- [Your goal]
Locate the string "title" throughout the material and copy every line in which it occurs.
-- start of Extracted material --
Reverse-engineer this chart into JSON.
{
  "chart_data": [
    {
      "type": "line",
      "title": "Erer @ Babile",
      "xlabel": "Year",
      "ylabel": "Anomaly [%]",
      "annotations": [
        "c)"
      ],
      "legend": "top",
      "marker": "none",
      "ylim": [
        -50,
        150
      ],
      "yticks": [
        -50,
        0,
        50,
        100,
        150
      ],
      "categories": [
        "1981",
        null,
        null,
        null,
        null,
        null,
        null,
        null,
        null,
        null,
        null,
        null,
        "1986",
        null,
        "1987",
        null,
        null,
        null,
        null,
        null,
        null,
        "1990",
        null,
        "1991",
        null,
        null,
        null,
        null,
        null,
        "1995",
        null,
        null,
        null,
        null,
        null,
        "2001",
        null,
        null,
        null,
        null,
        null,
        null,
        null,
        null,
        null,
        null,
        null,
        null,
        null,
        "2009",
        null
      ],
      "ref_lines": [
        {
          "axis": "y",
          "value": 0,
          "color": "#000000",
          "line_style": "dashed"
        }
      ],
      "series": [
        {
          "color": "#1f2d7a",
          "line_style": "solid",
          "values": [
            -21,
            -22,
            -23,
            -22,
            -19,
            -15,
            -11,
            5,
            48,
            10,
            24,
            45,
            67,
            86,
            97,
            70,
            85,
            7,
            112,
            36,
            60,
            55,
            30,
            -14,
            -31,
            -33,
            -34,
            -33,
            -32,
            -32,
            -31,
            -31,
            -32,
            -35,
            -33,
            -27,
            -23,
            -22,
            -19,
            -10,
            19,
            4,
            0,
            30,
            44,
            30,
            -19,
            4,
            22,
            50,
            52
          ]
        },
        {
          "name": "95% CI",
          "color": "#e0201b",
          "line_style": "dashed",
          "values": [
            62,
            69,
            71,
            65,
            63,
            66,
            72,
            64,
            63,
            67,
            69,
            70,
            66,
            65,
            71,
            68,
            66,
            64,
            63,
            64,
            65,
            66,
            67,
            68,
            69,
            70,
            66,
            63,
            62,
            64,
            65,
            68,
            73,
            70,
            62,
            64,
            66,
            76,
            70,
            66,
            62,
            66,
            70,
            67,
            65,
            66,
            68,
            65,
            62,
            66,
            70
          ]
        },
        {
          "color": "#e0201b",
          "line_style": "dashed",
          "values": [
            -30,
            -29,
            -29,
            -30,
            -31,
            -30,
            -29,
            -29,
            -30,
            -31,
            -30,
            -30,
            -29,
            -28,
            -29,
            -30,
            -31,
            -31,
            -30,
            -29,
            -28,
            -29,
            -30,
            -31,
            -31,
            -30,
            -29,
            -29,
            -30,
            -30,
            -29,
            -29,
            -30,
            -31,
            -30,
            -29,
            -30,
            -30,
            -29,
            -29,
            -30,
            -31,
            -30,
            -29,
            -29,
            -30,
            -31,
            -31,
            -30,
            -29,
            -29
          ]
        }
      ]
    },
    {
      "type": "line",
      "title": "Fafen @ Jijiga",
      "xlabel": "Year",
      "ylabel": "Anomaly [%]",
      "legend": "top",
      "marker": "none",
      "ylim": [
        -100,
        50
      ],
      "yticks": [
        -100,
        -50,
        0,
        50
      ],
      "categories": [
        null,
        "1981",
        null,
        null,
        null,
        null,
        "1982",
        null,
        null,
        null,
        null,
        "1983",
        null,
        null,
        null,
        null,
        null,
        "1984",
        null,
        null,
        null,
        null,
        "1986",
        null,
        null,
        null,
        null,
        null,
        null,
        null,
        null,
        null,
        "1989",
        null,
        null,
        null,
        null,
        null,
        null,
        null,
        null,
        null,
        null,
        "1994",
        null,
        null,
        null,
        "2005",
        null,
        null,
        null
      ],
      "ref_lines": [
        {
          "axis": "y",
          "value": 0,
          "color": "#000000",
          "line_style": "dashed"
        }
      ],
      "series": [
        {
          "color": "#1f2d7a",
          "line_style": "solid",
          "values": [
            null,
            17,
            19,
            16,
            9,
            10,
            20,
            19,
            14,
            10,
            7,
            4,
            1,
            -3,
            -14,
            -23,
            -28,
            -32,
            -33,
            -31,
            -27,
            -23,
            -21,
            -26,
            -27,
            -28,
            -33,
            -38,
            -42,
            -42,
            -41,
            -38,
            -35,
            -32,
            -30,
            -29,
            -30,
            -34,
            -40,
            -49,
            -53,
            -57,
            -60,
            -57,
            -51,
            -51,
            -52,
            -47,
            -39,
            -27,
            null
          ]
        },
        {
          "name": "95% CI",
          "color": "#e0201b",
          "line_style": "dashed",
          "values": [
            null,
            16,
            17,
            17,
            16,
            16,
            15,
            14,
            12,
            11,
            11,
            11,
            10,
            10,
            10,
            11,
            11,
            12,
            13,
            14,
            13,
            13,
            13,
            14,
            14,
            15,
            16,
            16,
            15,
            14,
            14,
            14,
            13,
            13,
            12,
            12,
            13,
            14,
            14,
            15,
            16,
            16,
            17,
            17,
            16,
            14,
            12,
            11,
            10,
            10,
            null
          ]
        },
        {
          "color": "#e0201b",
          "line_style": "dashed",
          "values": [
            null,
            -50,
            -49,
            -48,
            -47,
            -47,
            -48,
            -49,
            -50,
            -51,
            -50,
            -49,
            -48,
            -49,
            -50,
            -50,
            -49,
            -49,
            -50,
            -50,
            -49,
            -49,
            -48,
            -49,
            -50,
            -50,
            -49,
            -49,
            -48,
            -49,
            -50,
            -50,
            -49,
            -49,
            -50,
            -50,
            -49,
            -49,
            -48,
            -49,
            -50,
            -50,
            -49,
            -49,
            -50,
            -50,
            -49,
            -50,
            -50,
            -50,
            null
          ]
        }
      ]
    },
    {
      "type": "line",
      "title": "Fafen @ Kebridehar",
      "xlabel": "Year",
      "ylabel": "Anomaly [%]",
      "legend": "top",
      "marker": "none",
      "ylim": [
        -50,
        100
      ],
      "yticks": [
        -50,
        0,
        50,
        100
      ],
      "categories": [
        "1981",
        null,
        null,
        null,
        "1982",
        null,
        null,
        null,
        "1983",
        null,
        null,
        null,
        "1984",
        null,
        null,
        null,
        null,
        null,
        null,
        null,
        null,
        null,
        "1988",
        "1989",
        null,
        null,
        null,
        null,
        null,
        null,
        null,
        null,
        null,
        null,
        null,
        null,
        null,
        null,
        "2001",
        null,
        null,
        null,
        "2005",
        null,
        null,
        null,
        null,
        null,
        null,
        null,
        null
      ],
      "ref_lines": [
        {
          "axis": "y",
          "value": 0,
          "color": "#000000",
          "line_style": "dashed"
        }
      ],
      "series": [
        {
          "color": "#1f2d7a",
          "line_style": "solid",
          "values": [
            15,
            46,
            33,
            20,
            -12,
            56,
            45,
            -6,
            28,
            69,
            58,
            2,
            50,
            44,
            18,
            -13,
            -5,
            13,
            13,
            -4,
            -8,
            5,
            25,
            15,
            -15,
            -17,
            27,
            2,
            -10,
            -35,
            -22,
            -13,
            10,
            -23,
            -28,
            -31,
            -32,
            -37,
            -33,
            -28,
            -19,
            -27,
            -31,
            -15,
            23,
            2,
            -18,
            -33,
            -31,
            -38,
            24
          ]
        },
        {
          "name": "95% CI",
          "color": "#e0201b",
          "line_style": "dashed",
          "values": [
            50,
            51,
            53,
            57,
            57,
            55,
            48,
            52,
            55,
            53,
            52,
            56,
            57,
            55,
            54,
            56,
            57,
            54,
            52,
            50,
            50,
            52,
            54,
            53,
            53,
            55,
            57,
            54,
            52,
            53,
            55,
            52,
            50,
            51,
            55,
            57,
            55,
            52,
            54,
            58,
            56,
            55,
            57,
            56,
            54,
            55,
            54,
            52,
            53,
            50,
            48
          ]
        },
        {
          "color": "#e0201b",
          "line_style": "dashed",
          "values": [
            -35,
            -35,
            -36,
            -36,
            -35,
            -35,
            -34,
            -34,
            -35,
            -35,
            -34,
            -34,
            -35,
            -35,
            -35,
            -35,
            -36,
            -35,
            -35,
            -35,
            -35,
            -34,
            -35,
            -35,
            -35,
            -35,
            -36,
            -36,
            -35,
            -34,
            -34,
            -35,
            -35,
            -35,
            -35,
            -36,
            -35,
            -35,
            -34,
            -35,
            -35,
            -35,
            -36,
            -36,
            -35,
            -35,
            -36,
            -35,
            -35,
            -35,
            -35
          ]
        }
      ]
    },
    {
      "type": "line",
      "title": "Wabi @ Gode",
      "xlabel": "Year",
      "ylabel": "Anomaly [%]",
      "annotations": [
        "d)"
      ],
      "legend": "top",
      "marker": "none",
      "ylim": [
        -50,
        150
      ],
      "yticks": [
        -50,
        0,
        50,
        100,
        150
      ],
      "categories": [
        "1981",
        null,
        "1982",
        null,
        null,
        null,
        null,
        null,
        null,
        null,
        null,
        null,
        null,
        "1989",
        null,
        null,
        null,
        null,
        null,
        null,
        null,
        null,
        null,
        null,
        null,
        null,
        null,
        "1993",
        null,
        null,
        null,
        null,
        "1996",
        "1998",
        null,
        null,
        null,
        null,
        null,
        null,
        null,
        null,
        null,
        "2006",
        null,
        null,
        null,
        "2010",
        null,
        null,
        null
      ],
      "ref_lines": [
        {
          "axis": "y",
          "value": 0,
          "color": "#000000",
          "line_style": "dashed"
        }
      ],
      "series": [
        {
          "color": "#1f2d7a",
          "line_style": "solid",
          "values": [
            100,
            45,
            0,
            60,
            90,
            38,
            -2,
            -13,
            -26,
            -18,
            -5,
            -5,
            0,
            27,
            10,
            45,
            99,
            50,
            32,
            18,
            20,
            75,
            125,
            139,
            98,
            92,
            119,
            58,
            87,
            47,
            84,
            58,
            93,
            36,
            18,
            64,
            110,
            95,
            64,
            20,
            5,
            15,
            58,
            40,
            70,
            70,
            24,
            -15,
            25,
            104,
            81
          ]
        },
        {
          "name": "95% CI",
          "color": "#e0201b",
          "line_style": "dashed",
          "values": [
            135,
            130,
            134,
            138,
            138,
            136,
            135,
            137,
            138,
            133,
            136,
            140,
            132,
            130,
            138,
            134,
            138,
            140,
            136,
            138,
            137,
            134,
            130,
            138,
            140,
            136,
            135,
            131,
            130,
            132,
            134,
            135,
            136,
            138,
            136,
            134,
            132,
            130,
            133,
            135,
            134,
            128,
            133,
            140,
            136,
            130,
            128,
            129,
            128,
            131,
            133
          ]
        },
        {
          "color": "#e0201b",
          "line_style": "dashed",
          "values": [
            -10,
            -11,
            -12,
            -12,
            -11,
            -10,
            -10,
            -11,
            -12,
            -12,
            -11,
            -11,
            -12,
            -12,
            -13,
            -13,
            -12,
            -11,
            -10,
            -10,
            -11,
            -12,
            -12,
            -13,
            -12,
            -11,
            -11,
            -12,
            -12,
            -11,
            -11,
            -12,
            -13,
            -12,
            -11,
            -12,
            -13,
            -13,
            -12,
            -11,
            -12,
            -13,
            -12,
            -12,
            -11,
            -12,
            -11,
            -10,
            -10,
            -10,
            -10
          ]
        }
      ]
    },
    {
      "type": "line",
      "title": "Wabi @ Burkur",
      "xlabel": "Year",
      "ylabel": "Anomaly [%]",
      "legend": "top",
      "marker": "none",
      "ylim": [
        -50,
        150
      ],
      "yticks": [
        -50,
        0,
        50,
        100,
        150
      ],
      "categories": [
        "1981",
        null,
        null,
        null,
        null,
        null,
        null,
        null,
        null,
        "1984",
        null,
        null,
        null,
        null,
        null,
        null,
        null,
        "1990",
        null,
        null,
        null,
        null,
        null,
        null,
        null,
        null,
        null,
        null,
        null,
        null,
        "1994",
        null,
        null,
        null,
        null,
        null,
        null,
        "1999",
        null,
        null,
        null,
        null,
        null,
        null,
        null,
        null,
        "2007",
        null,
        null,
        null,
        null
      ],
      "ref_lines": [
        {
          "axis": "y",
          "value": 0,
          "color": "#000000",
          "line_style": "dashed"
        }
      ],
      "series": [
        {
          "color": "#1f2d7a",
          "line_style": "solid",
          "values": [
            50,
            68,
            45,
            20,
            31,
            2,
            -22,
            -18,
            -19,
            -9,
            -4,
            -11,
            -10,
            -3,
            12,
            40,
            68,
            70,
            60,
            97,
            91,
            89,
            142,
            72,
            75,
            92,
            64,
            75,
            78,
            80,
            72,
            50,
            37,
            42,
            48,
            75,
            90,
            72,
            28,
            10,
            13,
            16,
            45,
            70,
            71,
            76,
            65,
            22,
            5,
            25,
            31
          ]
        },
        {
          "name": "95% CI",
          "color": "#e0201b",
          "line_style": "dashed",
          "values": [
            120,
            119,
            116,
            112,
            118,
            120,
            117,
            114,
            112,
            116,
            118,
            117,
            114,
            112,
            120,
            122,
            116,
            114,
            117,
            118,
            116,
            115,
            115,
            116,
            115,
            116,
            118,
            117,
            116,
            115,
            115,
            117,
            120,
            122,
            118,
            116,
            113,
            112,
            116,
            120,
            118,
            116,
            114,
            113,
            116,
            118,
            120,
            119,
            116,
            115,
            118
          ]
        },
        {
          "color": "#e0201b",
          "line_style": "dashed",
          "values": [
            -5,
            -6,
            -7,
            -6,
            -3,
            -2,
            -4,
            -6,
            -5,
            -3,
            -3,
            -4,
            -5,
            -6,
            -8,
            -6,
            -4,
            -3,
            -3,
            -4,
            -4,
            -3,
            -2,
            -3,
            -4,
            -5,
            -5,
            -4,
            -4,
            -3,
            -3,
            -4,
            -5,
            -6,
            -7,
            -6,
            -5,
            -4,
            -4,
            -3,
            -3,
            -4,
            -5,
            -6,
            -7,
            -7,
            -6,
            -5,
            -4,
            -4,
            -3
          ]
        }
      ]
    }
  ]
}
-- end of Extracted material --
- [Solution to the exercise]
      "title": "Erer @ Babile",
      "title": "Fafen @ Jijiga",
      "title": "Fafen @ Kebridehar",
      "title": "Wabi @ Gode",
      "title": "Wabi @ Burkur",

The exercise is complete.